-- start Supplied data --

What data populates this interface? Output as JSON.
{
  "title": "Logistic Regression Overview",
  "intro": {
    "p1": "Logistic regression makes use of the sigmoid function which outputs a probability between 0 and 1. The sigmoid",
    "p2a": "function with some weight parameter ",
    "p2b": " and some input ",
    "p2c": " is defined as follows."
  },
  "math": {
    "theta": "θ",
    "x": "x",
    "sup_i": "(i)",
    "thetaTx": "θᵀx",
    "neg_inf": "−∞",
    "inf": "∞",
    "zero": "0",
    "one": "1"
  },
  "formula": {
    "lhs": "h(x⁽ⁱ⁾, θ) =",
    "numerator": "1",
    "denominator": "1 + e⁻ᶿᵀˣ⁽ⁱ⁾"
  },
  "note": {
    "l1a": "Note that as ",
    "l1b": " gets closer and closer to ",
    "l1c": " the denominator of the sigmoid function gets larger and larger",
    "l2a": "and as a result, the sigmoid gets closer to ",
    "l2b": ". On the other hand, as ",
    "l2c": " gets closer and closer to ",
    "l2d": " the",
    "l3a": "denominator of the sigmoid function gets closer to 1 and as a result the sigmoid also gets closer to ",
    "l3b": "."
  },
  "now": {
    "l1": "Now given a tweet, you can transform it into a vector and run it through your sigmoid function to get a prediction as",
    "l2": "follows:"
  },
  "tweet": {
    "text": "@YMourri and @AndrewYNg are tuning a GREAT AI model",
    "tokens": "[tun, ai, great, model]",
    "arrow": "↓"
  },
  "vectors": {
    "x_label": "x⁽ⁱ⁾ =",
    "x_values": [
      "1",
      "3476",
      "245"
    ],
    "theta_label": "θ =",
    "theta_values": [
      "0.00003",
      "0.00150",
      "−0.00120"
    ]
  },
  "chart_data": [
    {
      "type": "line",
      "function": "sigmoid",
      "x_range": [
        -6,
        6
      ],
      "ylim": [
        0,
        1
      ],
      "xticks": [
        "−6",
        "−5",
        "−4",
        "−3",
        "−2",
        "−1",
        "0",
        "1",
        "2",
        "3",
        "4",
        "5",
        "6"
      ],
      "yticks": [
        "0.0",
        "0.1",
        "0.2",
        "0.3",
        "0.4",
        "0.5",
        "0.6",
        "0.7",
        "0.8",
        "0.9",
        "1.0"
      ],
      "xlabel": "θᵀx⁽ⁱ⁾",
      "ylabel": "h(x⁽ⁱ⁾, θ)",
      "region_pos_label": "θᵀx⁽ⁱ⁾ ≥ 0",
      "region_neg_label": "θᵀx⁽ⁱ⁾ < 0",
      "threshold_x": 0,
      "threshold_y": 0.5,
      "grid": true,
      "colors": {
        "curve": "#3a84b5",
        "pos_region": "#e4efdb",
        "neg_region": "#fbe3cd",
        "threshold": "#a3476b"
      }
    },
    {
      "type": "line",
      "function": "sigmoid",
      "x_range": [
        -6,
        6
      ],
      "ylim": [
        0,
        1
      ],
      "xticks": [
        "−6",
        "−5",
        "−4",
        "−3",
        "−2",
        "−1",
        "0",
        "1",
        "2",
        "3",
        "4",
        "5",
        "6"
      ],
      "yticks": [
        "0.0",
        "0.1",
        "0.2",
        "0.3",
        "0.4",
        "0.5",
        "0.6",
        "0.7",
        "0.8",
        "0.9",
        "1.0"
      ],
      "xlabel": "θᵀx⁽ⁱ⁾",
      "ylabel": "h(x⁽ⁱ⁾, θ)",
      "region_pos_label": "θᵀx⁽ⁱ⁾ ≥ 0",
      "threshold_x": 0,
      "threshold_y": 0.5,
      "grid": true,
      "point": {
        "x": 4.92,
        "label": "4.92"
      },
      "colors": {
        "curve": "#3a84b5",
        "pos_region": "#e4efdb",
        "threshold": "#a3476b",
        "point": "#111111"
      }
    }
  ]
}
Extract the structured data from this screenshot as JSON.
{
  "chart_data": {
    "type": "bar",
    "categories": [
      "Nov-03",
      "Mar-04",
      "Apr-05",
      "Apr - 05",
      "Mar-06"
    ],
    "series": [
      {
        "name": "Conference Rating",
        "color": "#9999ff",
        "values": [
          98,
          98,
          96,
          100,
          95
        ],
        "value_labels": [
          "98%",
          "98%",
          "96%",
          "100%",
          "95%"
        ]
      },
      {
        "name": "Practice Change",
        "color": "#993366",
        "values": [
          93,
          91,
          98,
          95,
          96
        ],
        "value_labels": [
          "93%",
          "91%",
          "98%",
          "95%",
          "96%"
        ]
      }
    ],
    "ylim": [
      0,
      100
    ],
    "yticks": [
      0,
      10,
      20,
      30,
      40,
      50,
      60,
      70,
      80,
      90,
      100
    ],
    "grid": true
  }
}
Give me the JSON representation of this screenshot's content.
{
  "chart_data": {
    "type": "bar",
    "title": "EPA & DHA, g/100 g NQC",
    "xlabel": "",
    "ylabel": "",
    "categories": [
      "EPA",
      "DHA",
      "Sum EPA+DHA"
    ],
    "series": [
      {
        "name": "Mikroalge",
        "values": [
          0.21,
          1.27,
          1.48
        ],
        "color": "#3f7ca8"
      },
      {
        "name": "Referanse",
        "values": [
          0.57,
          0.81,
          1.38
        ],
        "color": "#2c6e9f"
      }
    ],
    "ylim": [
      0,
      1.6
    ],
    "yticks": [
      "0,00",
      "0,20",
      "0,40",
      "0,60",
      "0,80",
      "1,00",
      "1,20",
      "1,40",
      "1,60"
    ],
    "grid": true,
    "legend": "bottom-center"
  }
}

-- end Supplied data --

To be done:
Look for "title" and pull out every line that has it.

Worked solution:
  "title": "Logistic Regression Overview",
    "title": "EPA & DHA, g/100 g NQC",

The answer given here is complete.